Reproduce the full listing below unchanged, apart from the pictures.
────────
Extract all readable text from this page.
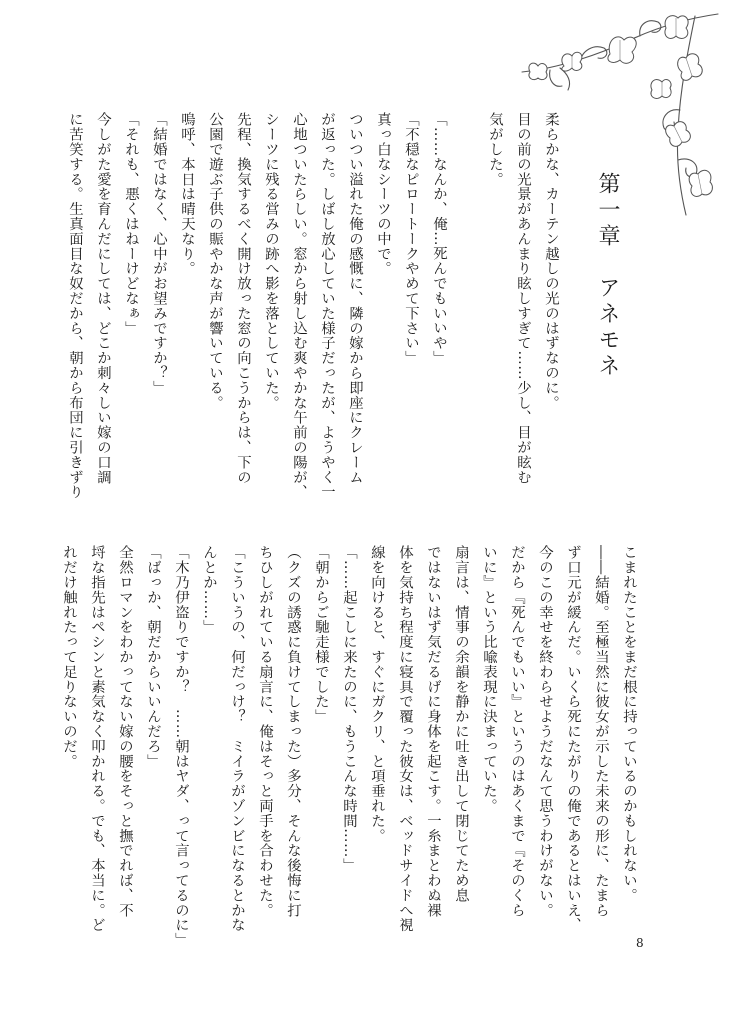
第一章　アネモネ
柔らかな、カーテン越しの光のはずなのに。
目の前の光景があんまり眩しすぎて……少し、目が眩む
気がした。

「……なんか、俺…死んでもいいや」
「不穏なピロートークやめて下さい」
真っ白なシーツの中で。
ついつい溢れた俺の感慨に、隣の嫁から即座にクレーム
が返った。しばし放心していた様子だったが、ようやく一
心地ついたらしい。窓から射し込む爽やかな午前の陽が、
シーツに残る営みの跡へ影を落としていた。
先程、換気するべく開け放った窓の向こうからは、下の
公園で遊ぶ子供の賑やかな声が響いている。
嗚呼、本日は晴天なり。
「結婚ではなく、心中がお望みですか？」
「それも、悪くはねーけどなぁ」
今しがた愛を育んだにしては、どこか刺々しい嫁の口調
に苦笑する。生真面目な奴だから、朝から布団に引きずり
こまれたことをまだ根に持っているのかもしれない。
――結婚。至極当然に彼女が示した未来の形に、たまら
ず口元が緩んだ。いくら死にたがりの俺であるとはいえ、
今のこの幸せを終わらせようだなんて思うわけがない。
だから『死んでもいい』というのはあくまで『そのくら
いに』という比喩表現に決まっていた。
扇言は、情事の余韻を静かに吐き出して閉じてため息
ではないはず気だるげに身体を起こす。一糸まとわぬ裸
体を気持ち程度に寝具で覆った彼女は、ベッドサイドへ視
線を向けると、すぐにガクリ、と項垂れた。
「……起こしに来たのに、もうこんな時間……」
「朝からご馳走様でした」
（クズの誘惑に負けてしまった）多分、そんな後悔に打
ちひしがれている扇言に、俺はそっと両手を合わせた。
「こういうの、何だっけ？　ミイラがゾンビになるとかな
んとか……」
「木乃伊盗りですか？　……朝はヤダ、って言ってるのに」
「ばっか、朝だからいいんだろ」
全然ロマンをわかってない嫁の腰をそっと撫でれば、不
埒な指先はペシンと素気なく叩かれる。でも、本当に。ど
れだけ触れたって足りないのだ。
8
────────
Result for this task:
Extract all readable text from this page.
第一章　アネモネ
柔らかな、カーテン越しの光のはずなのに。
目の前の光景があんまり眩しすぎて……少し、目が眩む
気がした。

「……なんか、俺…死んでもいいや」
「不穏なピロートークやめて下さい」
真っ白なシーツの中で。
ついつい溢れた俺の感慨に、隣の嫁から即座にクレーム
が返った。しばし放心していた様子だったが、ようやく一
心地ついたらしい。窓から射し込む爽やかな午前の陽が、
シーツに残る営みの跡へ影を落としていた。
先程、換気するべく開け放った窓の向こうからは、下の
公園で遊ぶ子供の賑やかな声が響いている。
嗚呼、本日は晴天なり。
「結婚ではなく、心中がお望みですか？」
「それも、悪くはねーけどなぁ」
今しがた愛を育んだにしては、どこか刺々しい嫁の口調
に苦笑する。生真面目な奴だから、朝から布団に引きずり
こまれたことをまだ根に持っているのかもしれない。
――結婚。至極当然に彼女が示した未来の形に、たまら
ず口元が緩んだ。いくら死にたがりの俺であるとはいえ、
今のこの幸せを終わらせようだなんて思うわけがない。
だから『死んでもいい』というのはあくまで『そのくら
いに』という比喩表現に決まっていた。
扇言は、情事の余韻を静かに吐き出して閉じてため息
ではないはず気だるげに身体を起こす。一糸まとわぬ裸
体を気持ち程度に寝具で覆った彼女は、ベッドサイドへ視
線を向けると、すぐにガクリ、と項垂れた。
「……起こしに来たのに、もうこんな時間……」
「朝からご馳走様でした」
（クズの誘惑に負けてしまった）多分、そんな後悔に打
ちひしがれている扇言に、俺はそっと両手を合わせた。
「こういうの、何だっけ？　ミイラがゾンビになるとかな
んとか……」
「木乃伊盗りですか？　……朝はヤダ、って言ってるのに」
「ばっか、朝だからいいんだろ」
全然ロマンをわかってない嫁の腰をそっと撫でれば、不
埒な指先はペシンと素気なく叩かれる。でも、本当に。ど
れだけ触れたって足りないのだ。
8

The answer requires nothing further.